The exercise
Quote the entries word for word. Omit the pictures.

Supplied records

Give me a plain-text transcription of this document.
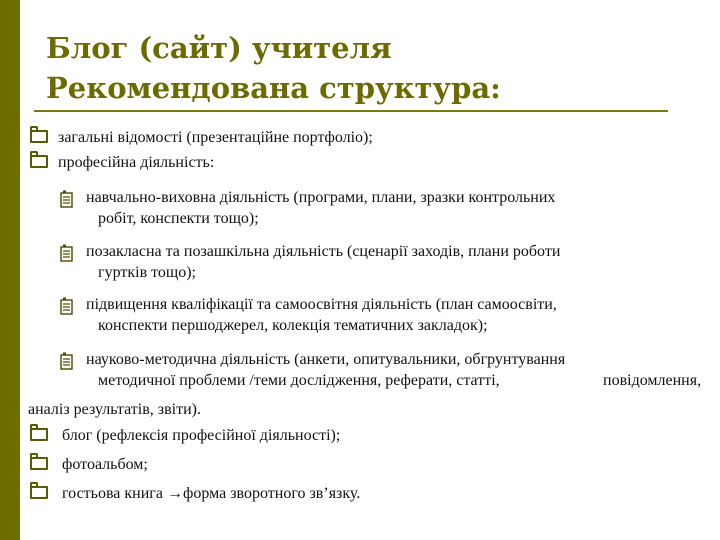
Блог (сайт) учителя
Рекомендована структура:
загальні відомості (презентаційне портфоліо);
професійна діяльність:
навчально-виховна діяльність (програми, плани, зразки контрольних
робіт, конспекти тощо);
позакласна та позашкільна діяльність (сценарії заходів, плани роботи
гуртків тощо);
підвищення кваліфікації та самоосвітня діяльність (план самоосвіти,
конспекти першоджерел, колекція тематичних закладок);
науково-методична діяльність (анкети, опитувальники, обгрунтування
методичної проблеми /теми дослідження, реферати, статті,	повідомлення,
аналіз результатів, звіти).
блог (рефлексія професійної діяльності);
фотоальбом;
гостьова книга →форма зворотного зв’язку.
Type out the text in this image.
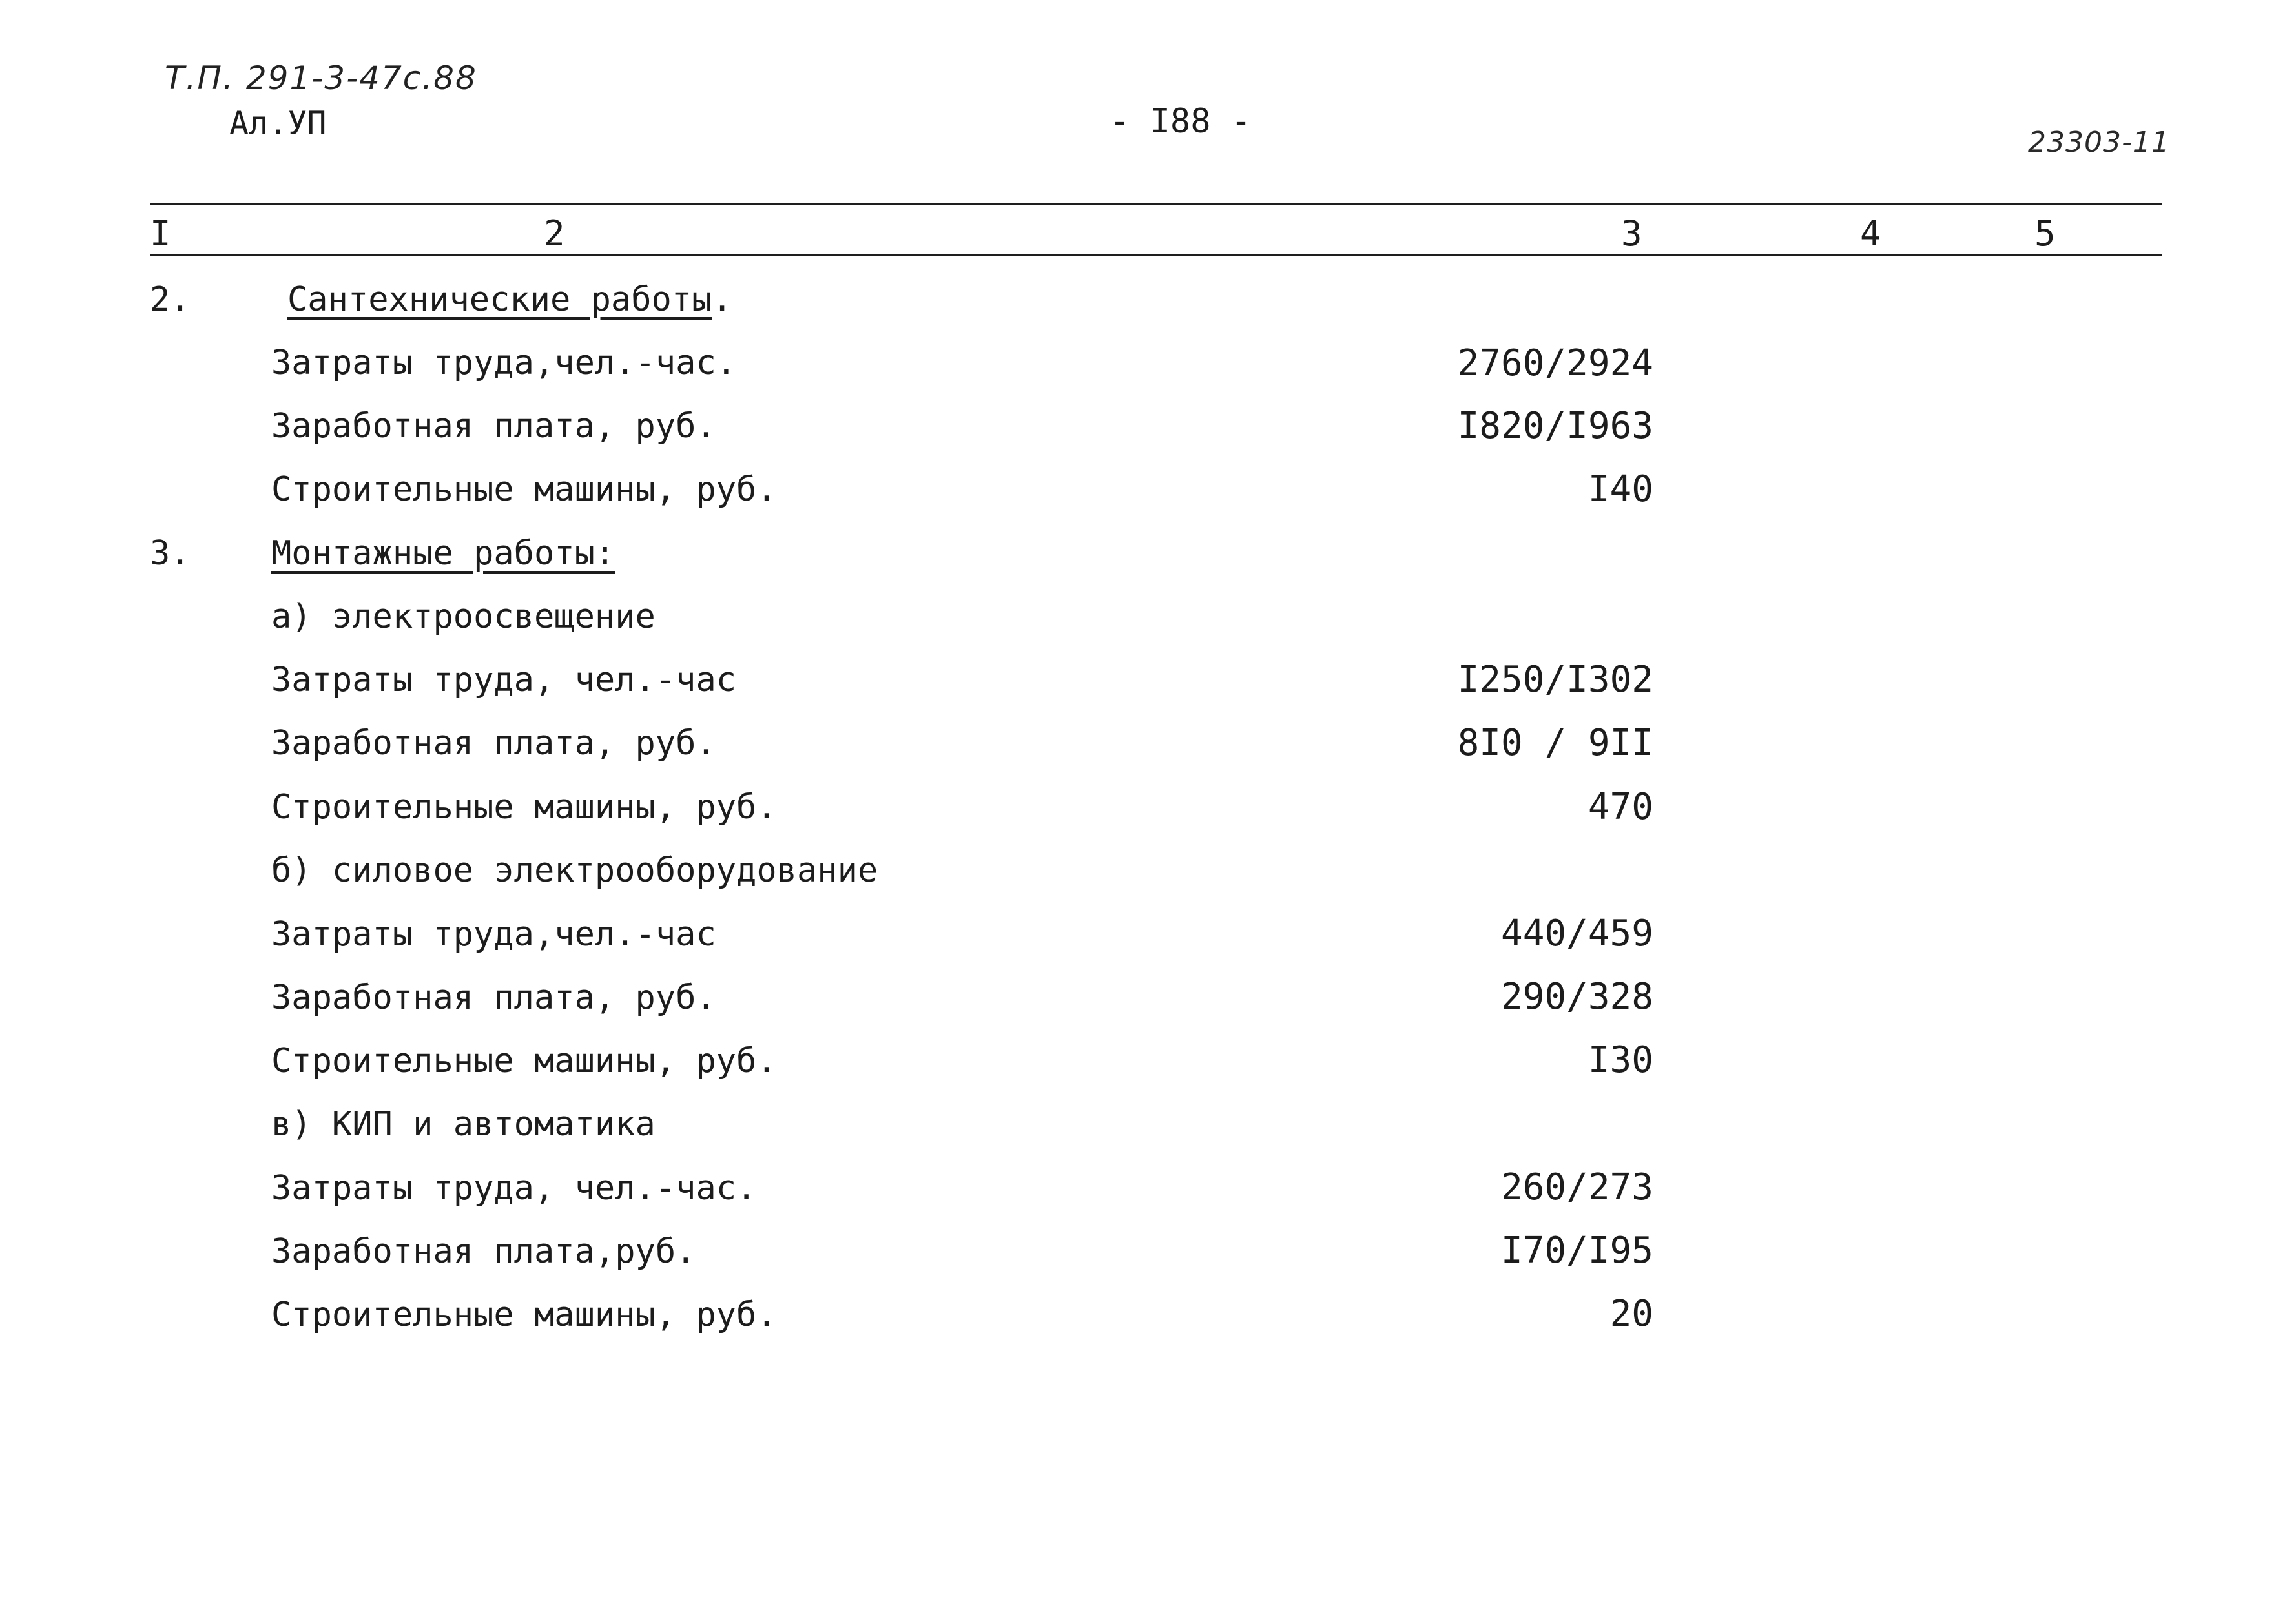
Т.П. 291-3-47с.88
Ал.УП	- I88 -
23303-11
I	2	3	4	5
2.	Сантехнические работы.
Затраты труда,чел.-час.	2760/2924
Заработная плата, руб.	I820/I963
Строительные машины, руб.	I40
3. Монтажные работы:
а) электроосвещение
Затраты труда, чел.-час	I250/I302
Заработная плата, руб.	8I0 / 9II
Строительные машины, руб.	470
б) силовое электрооборудование
Затраты труда,чел.-час	440/459
Заработная плата, руб.	290/328
Строительные машины, руб.	I30
в) КИП и автоматика
Затраты труда, чел.-час.	260/273
Заработная плата,руб.	I70/I95
Строительные машины, руб.	20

Answer below
Give me a plain-text transcription of this document.
Блог (сайт) учителя
Рекомендована структура:
загальні відомості (презентаційне портфоліо);
професійна діяльність:
навчально-виховна діяльність (програми, плани, зразки контрольних
робіт, конспекти тощо);
позакласна та позашкільна діяльність (сценарії заходів, плани роботи
гуртків тощо);
підвищення кваліфікації та самоосвітня діяльність (план самоосвіти,
конспекти першоджерел, колекція тематичних закладок);
науково-методична діяльність (анкети, опитувальники, обгрунтування
методичної проблеми /теми дослідження, реферати, статті,	повідомлення,
аналіз результатів, звіти).
блог (рефлексія професійної діяльності);
фотоальбом;
гостьова книга →форма зворотного зв’язку.
Type out the text in this image.
Т.П. 291-3-47с.88
Ал.УП	- I88 -
23303-11
I	2	3	4	5
2.	Сантехнические работы.
Затраты труда,чел.-час.	2760/2924
Заработная плата, руб.	I820/I963
Строительные машины, руб.	I40
3. Монтажные работы:
а) электроосвещение
Затраты труда, чел.-час	I250/I302
Заработная плата, руб.	8I0 / 9II
Строительные машины, руб.	470
б) силовое электрооборудование
Затраты труда,чел.-час	440/459
Заработная плата, руб.	290/328
Строительные машины, руб.	I30
в) КИП и автоматика
Затраты труда, чел.-час.	260/273
Заработная плата,руб.	I70/I95
Строительные машины, руб.	20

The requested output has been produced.